EXERCISE OBJECTIVE ▸ Show every line of the material below that contains the word "træffer", copying each one in full.

DATA ROWS ▸
§ §
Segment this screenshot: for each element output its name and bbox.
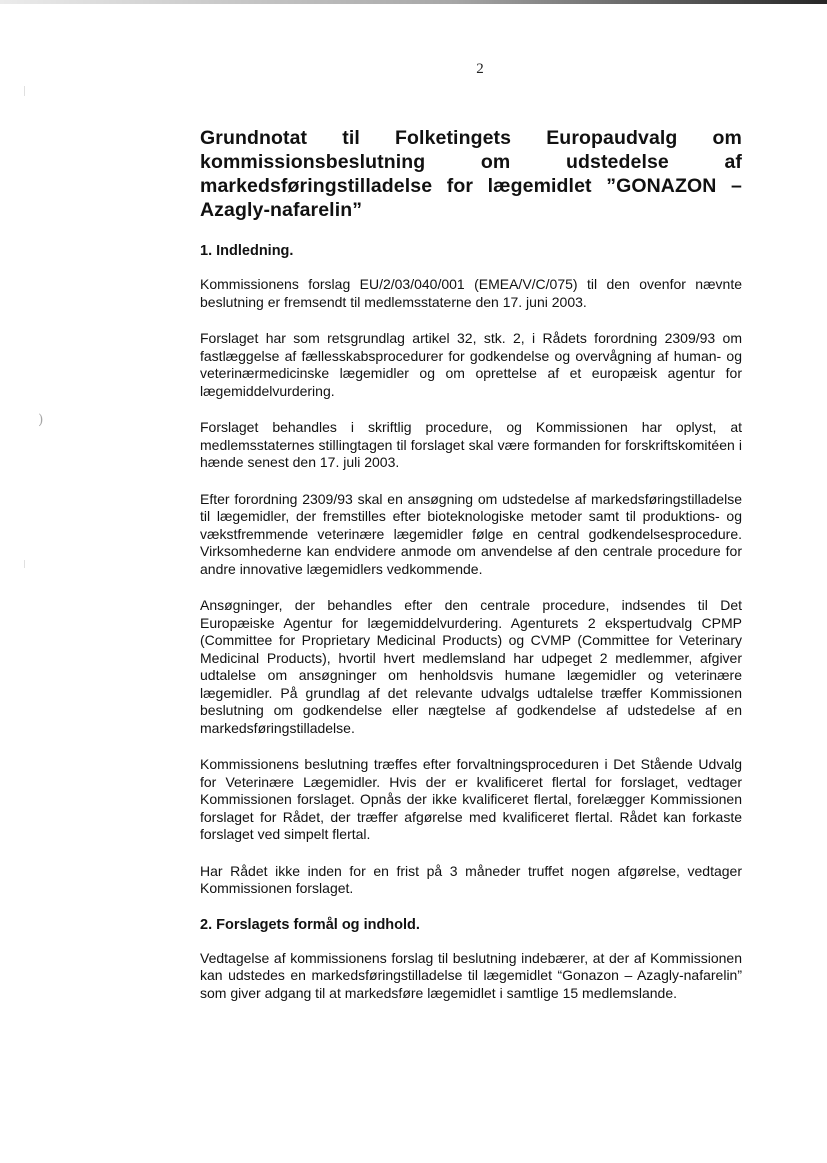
margin-scan-artifact: )	[38, 412, 44, 428]
paragraph: Kommissionens forslag EU/2/03/040/001 (EMEA/V/C/075) til den ovenfor nævnte beslutning er fremsendt til medlemsstaterne den 17. juni 2003.	[200, 276, 742, 310]
section-heading: 2. Forslagets formål og indhold.	[200, 916, 420, 933]
paragraph: Kommissionens beslutning træffes efter forvaltningsproceduren i Det Stående Udvalg for Veterinære Lægemidler. Hvis der er kvalificeret flertal for forslaget, vedtager Kommissionen forslaget. Opnås der ikke kvalificeret flertal, forelægger Kommissionen forslaget for Rådet, der træffer afgørelse med kvalificeret flertal. Rådet kan forkaste forslaget ved simpelt flertal.	[200, 756, 742, 842]
paragraph: Ansøgninger, der behandles efter den centrale procedure, indsendes til Det Europæiske Agentur for lægemiddelvurdering. Agenturets 2 ekspertudvalg CPMP (Committee for Proprietary Medicinal Products) og CVMP (Committee for Veterinary Medicinal Products), hvortil hvert medlemsland har udpeget 2 medlemmer, afgiver udtalelse om ansøgninger om henholdsvis humane lægemidler og veterinære lægemidler. På grundlag af det relevante udvalgs udtalelse træffer Kommissionen beslutning om godkendelse eller nægtelse af godkendelse af udstedelse af en markedsføringstilladelse.	[200, 597, 742, 736]
paragraph: Forslaget har som retsgrundlag artikel 32, stk. 2, i Rådets forordning 2309/93 om fastlæggelse af fællesskabsprocedurer for godkendelse og overvågning af human- og veterinærmedicinske lægemidler og om oprettelse af et europæisk agentur for lægemiddelvurdering.	[200, 330, 742, 399]
scan-margin-mark	[24, 86, 25, 96]
section-heading: 1. Indledning.	[200, 243, 294, 259]
document-body	[200, 126, 742, 1021]
paragraph: Forslaget behandles i skriftlig procedure, og Kommissionen har oplyst, at medlemsstaternes stillingtagen til forslaget skal være formanden for forskriftskomitéen i hænde senest den 17. juli 2003.	[200, 419, 742, 470]
section-introduction	[200, 243, 742, 898]
paragraph: Har Rådet ikke inden for en frist på 3 måneder truffet nogen afgørelse, vedtager Kommissionen forslaget.	[200, 862, 742, 896]
page-number: 2	[476, 61, 484, 77]
document-title: Grundnotat til Folketingets Europaudvalg om kommissionsbeslutning om udstedelse af markedsføringstilladelse for lægemidlet ”GONAZON – Azagly-nafarelin”	[200, 127, 742, 221]
section-purpose-content	[200, 917, 742, 1003]
paragraph: Efter forordning 2309/93 skal en ansøgning om udstedelse af markedsføringstilladelse til lægemidler, der fremstilles efter bioteknologiske metoder samt til produktions- og vækstfremmende veterinære lægemidler følge en central godkendelsesprocedure. Virksomhederne kan endvidere anmode om anvendelse af den centrale procedure for andre innovative lægemidlers vedkommende.	[200, 490, 742, 577]
scan-margin-mark	[24, 560, 25, 568]
scan-top-edge	[0, 0, 827, 4]
paragraph: Vedtagelse af kommissionens forslag til beslutning indebærer, at der af Kommissionen kan udstedes en markedsføringstilladelse til lægemidlet “Gonazon – Azagly-nafarelin” som giver adgang til at markedsføre lægemidlet i samtlige 15 medlemslande.	[200, 949, 742, 1001]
§ §
EXPECTED OUTPUT ▸
paragraph: Kommissionens beslutning træffes efter forvaltningsproceduren i Det Stående Udvalg for Veterinære Lægemidler. Hvis der er kvalificeret flertal for forslaget, vedtager Kommissionen forslaget. Opnås der ikke kvalificeret flertal, forelægger Kommissionen forslaget for Rådet, der træffer afgørelse med kvalificeret flertal. Rådet kan forkaste forslaget ved simpelt flertal.	[200, 756, 742, 842]
paragraph: Ansøgninger, der behandles efter den centrale procedure, indsendes til Det Europæiske Agentur for lægemiddelvurdering. Agenturets 2 ekspertudvalg CPMP (Committee for Proprietary Medicinal Products) og CVMP (Committee for Veterinary Medicinal Products), hvortil hvert medlemsland har udpeget 2 medlemmer, afgiver udtalelse om ansøgninger om henholdsvis humane lægemidler og veterinære lægemidler. På grundlag af det relevante udvalgs udtalelse træffer Kommissionen beslutning om godkendelse eller nægtelse af godkendelse af udstedelse af en markedsføringstilladelse.	[200, 597, 742, 736]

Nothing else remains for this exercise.